### Problem requirements
Each entry must appear again exactly as it does in the source.
-- BEGIN Record list --
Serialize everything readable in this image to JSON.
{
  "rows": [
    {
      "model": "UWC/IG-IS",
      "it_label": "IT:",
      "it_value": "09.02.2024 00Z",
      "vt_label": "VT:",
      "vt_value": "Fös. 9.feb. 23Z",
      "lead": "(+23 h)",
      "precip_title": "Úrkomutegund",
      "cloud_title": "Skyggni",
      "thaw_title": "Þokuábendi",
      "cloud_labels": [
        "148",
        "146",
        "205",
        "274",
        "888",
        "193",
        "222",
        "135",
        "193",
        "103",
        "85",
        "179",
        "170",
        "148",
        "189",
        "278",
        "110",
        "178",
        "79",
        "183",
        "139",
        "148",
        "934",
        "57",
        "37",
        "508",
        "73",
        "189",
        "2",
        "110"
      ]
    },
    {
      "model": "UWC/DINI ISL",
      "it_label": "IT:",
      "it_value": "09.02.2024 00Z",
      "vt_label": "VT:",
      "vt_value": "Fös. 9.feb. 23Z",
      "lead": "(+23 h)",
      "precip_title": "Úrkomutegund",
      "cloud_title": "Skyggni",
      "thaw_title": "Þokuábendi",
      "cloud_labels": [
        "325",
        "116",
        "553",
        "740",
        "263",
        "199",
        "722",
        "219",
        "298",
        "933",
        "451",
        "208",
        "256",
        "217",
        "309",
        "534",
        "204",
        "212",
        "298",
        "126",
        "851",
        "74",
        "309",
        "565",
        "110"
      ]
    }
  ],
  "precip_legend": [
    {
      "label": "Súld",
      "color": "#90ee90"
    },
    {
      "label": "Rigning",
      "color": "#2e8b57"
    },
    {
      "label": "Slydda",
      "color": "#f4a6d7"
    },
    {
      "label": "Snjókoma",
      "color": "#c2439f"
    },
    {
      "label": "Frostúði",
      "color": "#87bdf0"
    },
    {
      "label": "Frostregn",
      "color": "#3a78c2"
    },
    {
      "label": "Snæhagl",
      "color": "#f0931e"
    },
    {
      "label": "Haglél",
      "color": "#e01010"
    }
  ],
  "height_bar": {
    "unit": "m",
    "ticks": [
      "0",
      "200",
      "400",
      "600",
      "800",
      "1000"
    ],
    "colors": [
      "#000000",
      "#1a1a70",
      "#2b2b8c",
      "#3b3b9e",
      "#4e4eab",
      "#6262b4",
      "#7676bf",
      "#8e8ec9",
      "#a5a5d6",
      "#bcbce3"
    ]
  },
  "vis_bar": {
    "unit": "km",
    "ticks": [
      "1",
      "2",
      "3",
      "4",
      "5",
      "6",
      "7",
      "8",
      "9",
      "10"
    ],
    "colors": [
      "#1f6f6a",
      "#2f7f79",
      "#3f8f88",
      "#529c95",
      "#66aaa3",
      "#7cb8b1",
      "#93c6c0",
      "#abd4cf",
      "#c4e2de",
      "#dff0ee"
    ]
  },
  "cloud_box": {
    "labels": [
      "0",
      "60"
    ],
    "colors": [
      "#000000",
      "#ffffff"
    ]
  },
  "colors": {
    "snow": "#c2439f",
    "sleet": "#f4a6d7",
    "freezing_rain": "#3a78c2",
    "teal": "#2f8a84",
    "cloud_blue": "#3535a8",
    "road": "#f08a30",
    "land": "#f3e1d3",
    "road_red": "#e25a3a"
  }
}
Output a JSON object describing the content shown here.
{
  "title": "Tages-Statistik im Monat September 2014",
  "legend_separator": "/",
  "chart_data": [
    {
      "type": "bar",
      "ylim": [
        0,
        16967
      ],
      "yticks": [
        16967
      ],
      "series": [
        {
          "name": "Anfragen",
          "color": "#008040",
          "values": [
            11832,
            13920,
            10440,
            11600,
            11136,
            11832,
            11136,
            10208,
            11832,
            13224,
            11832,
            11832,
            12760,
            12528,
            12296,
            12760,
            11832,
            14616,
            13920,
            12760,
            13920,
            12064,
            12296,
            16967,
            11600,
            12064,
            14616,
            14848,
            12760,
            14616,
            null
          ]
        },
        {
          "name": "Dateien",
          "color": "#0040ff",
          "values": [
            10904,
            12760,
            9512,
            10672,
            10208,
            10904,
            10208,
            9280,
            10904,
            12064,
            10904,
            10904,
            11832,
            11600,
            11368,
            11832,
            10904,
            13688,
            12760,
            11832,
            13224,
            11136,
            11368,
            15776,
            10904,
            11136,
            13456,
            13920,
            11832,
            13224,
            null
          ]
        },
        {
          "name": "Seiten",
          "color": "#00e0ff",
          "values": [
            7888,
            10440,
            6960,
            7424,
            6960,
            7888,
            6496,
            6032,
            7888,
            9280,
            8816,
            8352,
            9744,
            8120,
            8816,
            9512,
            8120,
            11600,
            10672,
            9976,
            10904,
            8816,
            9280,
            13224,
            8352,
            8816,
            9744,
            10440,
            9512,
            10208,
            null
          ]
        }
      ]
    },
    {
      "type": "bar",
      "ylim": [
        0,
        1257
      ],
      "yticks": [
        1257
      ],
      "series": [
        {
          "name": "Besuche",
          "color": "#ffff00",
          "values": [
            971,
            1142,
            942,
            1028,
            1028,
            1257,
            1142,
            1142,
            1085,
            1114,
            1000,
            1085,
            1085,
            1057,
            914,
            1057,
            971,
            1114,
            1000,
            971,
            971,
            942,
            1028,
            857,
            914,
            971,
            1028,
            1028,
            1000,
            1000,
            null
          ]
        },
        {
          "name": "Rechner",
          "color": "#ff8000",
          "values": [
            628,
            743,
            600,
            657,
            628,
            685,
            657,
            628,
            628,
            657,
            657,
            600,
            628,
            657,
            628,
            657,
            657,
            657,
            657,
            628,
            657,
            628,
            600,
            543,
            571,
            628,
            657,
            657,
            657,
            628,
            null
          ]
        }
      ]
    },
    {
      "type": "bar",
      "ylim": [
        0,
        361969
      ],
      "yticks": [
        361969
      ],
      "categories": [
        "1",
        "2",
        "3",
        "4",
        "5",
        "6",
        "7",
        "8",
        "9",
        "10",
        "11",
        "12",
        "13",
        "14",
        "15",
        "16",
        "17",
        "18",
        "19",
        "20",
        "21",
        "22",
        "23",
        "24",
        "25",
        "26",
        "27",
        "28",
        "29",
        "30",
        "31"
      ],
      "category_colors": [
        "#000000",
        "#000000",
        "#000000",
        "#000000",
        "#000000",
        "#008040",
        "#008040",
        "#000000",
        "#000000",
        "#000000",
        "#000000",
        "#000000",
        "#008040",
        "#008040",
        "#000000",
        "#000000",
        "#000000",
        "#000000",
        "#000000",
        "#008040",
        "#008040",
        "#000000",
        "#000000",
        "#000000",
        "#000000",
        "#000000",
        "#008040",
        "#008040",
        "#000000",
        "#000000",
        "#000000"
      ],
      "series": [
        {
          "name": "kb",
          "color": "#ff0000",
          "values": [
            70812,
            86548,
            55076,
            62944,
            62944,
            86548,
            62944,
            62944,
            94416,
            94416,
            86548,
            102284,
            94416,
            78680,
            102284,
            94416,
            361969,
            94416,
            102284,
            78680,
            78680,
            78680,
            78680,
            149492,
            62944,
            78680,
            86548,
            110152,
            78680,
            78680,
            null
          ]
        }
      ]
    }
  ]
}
-- END Record list --
### The answer
Serialize everything readable in this image to JSON.
{
  "rows": [
    {
      "model": "UWC/IG-IS",
      "it_label": "IT:",
      "it_value": "09.02.2024 00Z",
      "vt_label": "VT:",
      "vt_value": "Fös. 9.feb. 23Z",
      "lead": "(+23 h)",
      "precip_title": "Úrkomutegund",
      "cloud_title": "Skyggni",
      "thaw_title": "Þokuábendi",
      "cloud_labels": [
        "148",
        "146",
        "205",
        "274",
        "888",
        "193",
        "222",
        "135",
        "193",
        "103",
        "85",
        "179",
        "170",
        "148",
        "189",
        "278",
        "110",
        "178",
        "79",
        "183",
        "139",
        "148",
        "934",
        "57",
        "37",
        "508",
        "73",
        "189",
        "2",
        "110"
      ]
    },
    {
      "model": "UWC/DINI ISL",
      "it_label": "IT:",
      "it_value": "09.02.2024 00Z",
      "vt_label": "VT:",
      "vt_value": "Fös. 9.feb. 23Z",
      "lead": "(+23 h)",
      "precip_title": "Úrkomutegund",
      "cloud_title": "Skyggni",
      "thaw_title": "Þokuábendi",
      "cloud_labels": [
        "325",
        "116",
        "553",
        "740",
        "263",
        "199",
        "722",
        "219",
        "298",
        "933",
        "451",
        "208",
        "256",
        "217",
        "309",
        "534",
        "204",
        "212",
        "298",
        "126",
        "851",
        "74",
        "309",
        "565",
        "110"
      ]
    }
  ],
  "precip_legend": [
    {
      "label": "Súld",
      "color": "#90ee90"
    },
    {
      "label": "Rigning",
      "color": "#2e8b57"
    },
    {
      "label": "Slydda",
      "color": "#f4a6d7"
    },
    {
      "label": "Snjókoma",
      "color": "#c2439f"
    },
    {
      "label": "Frostúði",
      "color": "#87bdf0"
    },
    {
      "label": "Frostregn",
      "color": "#3a78c2"
    },
    {
      "label": "Snæhagl",
      "color": "#f0931e"
    },
    {
      "label": "Haglél",
      "color": "#e01010"
    }
  ],
  "height_bar": {
    "unit": "m",
    "ticks": [
      "0",
      "200",
      "400",
      "600",
      "800",
      "1000"
    ],
    "colors": [
      "#000000",
      "#1a1a70",
      "#2b2b8c",
      "#3b3b9e",
      "#4e4eab",
      "#6262b4",
      "#7676bf",
      "#8e8ec9",
      "#a5a5d6",
      "#bcbce3"
    ]
  },
  "vis_bar": {
    "unit": "km",
    "ticks": [
      "1",
      "2",
      "3",
      "4",
      "5",
      "6",
      "7",
      "8",
      "9",
      "10"
    ],
    "colors": [
      "#1f6f6a",
      "#2f7f79",
      "#3f8f88",
      "#529c95",
      "#66aaa3",
      "#7cb8b1",
      "#93c6c0",
      "#abd4cf",
      "#c4e2de",
      "#dff0ee"
    ]
  },
  "cloud_box": {
    "labels": [
      "0",
      "60"
    ],
    "colors": [
      "#000000",
      "#ffffff"
    ]
  },
  "colors": {
    "snow": "#c2439f",
    "sleet": "#f4a6d7",
    "freezing_rain": "#3a78c2",
    "teal": "#2f8a84",
    "cloud_blue": "#3535a8",
    "road": "#f08a30",
    "land": "#f3e1d3",
    "road_red": "#e25a3a"
  }
}
Output a JSON object describing the content shown here.
{
  "title": "Tages-Statistik im Monat September 2014",
  "legend_separator": "/",
  "chart_data": [
    {
      "type": "bar",
      "ylim": [
        0,
        16967
      ],
      "yticks": [
        16967
      ],
      "series": [
        {
          "name": "Anfragen",
          "color": "#008040",
          "values": [
            11832,
            13920,
            10440,
            11600,
            11136,
            11832,
            11136,
            10208,
            11832,
            13224,
            11832,
            11832,
            12760,
            12528,
            12296,
            12760,
            11832,
            14616,
            13920,
            12760,
            13920,
            12064,
            12296,
            16967,
            11600,
            12064,
            14616,
            14848,
            12760,
            14616,
            null
          ]
        },
        {
          "name": "Dateien",
          "color": "#0040ff",
          "values": [
            10904,
            12760,
            9512,
            10672,
            10208,
            10904,
            10208,
            9280,
            10904,
            12064,
            10904,
            10904,
            11832,
            11600,
            11368,
            11832,
            10904,
            13688,
            12760,
            11832,
            13224,
            11136,
            11368,
            15776,
            10904,
            11136,
            13456,
            13920,
            11832,
            13224,
            null
          ]
        },
        {
          "name": "Seiten",
          "color": "#00e0ff",
          "values": [
            7888,
            10440,
            6960,
            7424,
            6960,
            7888,
            6496,
            6032,
            7888,
            9280,
            8816,
            8352,
            9744,
            8120,
            8816,
            9512,
            8120,
            11600,
            10672,
            9976,
            10904,
            8816,
            9280,
            13224,
            8352,
            8816,
            9744,
            10440,
            9512,
            10208,
            null
          ]
        }
      ]
    },
    {
      "type": "bar",
      "ylim": [
        0,
        1257
      ],
      "yticks": [
        1257
      ],
      "series": [
        {
          "name": "Besuche",
          "color": "#ffff00",
          "values": [
            971,
            1142,
            942,
            1028,
            1028,
            1257,
            1142,
            1142,
            1085,
            1114,
            1000,
            1085,
            1085,
            1057,
            914,
            1057,
            971,
            1114,
            1000,
            971,
            971,
            942,
            1028,
            857,
            914,
            971,
            1028,
            1028,
            1000,
            1000,
            null
          ]
        },
        {
          "name": "Rechner",
          "color": "#ff8000",
          "values": [
            628,
            743,
            600,
            657,
            628,
            685,
            657,
            628,
            628,
            657,
            657,
            600,
            628,
            657,
            628,
            657,
            657,
            657,
            657,
            628,
            657,
            628,
            600,
            543,
            571,
            628,
            657,
            657,
            657,
            628,
            null
          ]
        }
      ]
    },
    {
      "type": "bar",
      "ylim": [
        0,
        361969
      ],
      "yticks": [
        361969
      ],
      "categories": [
        "1",
        "2",
        "3",
        "4",
        "5",
        "6",
        "7",
        "8",
        "9",
        "10",
        "11",
        "12",
        "13",
        "14",
        "15",
        "16",
        "17",
        "18",
        "19",
        "20",
        "21",
        "22",
        "23",
        "24",
        "25",
        "26",
        "27",
        "28",
        "29",
        "30",
        "31"
      ],
      "category_colors": [
        "#000000",
        "#000000",
        "#000000",
        "#000000",
        "#000000",
        "#008040",
        "#008040",
        "#000000",
        "#000000",
        "#000000",
        "#000000",
        "#000000",
        "#008040",
        "#008040",
        "#000000",
        "#000000",
        "#000000",
        "#000000",
        "#000000",
        "#008040",
        "#008040",
        "#000000",
        "#000000",
        "#000000",
        "#000000",
        "#000000",
        "#008040",
        "#008040",
        "#000000",
        "#000000",
        "#000000"
      ],
      "series": [
        {
          "name": "kb",
          "color": "#ff0000",
          "values": [
            70812,
            86548,
            55076,
            62944,
            62944,
            86548,
            62944,
            62944,
            94416,
            94416,
            86548,
            102284,
            94416,
            78680,
            102284,
            94416,
            361969,
            94416,
            102284,
            78680,
            78680,
            78680,
            78680,
            149492,
            62944,
            78680,
            86548,
            110152,
            78680,
            78680,
            null
          ]
        }
      ]
    }
  ]
}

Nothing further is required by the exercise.